-- Start Entries supplied --

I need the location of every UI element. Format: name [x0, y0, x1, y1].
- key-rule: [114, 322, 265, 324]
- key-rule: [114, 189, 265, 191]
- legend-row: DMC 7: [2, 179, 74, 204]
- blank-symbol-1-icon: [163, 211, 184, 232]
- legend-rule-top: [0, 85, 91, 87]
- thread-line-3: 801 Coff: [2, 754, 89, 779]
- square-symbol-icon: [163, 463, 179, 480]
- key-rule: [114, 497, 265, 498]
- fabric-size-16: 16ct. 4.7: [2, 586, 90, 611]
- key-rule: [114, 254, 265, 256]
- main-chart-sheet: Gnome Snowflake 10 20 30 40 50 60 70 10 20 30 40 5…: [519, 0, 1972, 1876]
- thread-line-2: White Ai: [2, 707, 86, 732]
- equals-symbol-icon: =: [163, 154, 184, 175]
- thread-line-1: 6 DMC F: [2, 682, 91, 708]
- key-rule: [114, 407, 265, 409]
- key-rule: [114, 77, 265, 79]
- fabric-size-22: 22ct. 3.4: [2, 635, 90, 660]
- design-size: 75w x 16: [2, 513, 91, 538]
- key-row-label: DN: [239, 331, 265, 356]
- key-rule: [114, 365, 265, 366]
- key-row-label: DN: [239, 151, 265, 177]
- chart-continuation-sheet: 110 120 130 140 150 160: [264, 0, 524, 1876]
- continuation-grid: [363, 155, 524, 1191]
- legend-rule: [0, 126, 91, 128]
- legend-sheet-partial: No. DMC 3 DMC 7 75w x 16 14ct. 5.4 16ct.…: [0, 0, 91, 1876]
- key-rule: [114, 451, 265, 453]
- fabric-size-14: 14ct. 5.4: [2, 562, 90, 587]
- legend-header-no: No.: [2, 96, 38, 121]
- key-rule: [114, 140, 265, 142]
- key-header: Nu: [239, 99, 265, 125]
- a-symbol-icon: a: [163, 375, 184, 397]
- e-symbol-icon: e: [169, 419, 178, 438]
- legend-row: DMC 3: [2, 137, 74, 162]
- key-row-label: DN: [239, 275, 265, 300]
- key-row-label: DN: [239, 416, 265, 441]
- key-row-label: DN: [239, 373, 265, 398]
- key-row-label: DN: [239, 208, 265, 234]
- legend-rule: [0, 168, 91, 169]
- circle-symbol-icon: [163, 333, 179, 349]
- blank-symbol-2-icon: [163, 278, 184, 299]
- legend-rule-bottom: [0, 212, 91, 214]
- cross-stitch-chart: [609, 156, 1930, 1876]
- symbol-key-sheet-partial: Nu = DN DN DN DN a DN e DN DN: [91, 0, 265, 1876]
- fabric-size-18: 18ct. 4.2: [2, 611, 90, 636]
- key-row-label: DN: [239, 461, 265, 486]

-- End Entries supplied --

**What the task requires:**
Rewrite the listing above, replacing "key-rule" with "key-divider" everywhere it appears and leaving everything else unchanged.

**Exercise answer:**
I need the location of every UI element. Format: name [x0, y0, x1, y1].
- key-divider: [114, 322, 265, 324]
- key-divider: [114, 189, 265, 191]
- legend-row: DMC 7: [2, 179, 74, 204]
- blank-symbol-1-icon: [163, 211, 184, 232]
- legend-rule-top: [0, 85, 91, 87]
- thread-line-3: 801 Coff: [2, 754, 89, 779]
- square-symbol-icon: [163, 463, 179, 480]
- key-divider: [114, 497, 265, 498]
- fabric-size-16: 16ct. 4.7: [2, 586, 90, 611]
- key-divider: [114, 254, 265, 256]
- main-chart-sheet: Gnome Snowflake 10 20 30 40 50 60 70 10 20 30 40 5…: [519, 0, 1972, 1876]
- thread-line-2: White Ai: [2, 707, 86, 732]
- equals-symbol-icon: =: [163, 154, 184, 175]
- thread-line-1: 6 DMC F: [2, 682, 91, 708]
- key-divider: [114, 407, 265, 409]
- key-divider: [114, 77, 265, 79]
- fabric-size-22: 22ct. 3.4: [2, 635, 90, 660]
- design-size: 75w x 16: [2, 513, 91, 538]
- key-row-label: DN: [239, 331, 265, 356]
- key-divider: [114, 365, 265, 366]
- key-row-label: DN: [239, 151, 265, 177]
- chart-continuation-sheet: 110 120 130 140 150 160: [264, 0, 524, 1876]
- continuation-grid: [363, 155, 524, 1191]
- legend-rule: [0, 126, 91, 128]
- legend-sheet-partial: No. DMC 3 DMC 7 75w x 16 14ct. 5.4 16ct.…: [0, 0, 91, 1876]
- key-divider: [114, 451, 265, 453]
- fabric-size-14: 14ct. 5.4: [2, 562, 90, 587]
- legend-header-no: No.: [2, 96, 38, 121]
- key-divider: [114, 140, 265, 142]
- key-header: Nu: [239, 99, 265, 125]
- a-symbol-icon: a: [163, 375, 184, 397]
- e-symbol-icon: e: [169, 419, 178, 438]
- legend-row: DMC 3: [2, 137, 74, 162]
- key-row-label: DN: [239, 275, 265, 300]
- key-row-label: DN: [239, 416, 265, 441]
- key-row-label: DN: [239, 373, 265, 398]
- key-row-label: DN: [239, 208, 265, 234]
- legend-rule: [0, 168, 91, 169]
- circle-symbol-icon: [163, 333, 179, 349]
- blank-symbol-2-icon: [163, 278, 184, 299]
- legend-rule-bottom: [0, 212, 91, 214]
- cross-stitch-chart: [609, 156, 1930, 1876]
- symbol-key-sheet-partial: Nu = DN DN DN DN a DN e DN DN: [91, 0, 265, 1876]
- fabric-size-18: 18ct. 4.2: [2, 611, 90, 636]
- key-row-label: DN: [239, 461, 265, 486]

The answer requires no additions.